Provided material >>
_____

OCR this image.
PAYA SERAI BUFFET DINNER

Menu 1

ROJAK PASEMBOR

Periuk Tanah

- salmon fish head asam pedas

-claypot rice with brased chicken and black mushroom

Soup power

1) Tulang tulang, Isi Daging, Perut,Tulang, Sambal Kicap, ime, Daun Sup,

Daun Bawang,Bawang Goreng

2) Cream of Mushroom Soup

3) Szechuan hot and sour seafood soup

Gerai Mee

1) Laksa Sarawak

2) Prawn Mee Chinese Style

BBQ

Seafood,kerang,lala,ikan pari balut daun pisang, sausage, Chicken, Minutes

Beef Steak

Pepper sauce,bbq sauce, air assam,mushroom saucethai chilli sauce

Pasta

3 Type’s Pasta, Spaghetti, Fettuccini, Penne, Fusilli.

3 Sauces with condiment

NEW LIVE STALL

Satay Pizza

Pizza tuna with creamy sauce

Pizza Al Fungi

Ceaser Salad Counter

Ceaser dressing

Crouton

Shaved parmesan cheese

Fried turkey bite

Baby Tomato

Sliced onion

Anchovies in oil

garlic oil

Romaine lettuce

_____

Task details >> Reproduce each line verbatim.

Answer in full >>
OCR this image.
PAYA SERAI BUFFET DINNER

Menu 1

ROJAK PASEMBOR

Periuk Tanah

- salmon fish head asam pedas

-claypot rice with brased chicken and black mushroom

Soup power

1) Tulang tulang, Isi Daging, Perut,Tulang, Sambal Kicap, ime, Daun Sup,

Daun Bawang,Bawang Goreng

2) Cream of Mushroom Soup

3) Szechuan hot and sour seafood soup

Gerai Mee

1) Laksa Sarawak

2) Prawn Mee Chinese Style

BBQ

Seafood,kerang,lala,ikan pari balut daun pisang, sausage, Chicken, Minutes

Beef Steak

Pepper sauce,bbq sauce, air assam,mushroom saucethai chilli sauce

Pasta

3 Type’s Pasta, Spaghetti, Fettuccini, Penne, Fusilli.

3 Sauces with condiment

NEW LIVE STALL

Satay Pizza

Pizza tuna with creamy sauce

Pizza Al Fungi

Ceaser Salad Counter

Ceaser dressing

Crouton

Shaved parmesan cheese

Fried turkey bite

Baby Tomato

Sliced onion

Anchovies in oil

garlic oil

Romaine lettuce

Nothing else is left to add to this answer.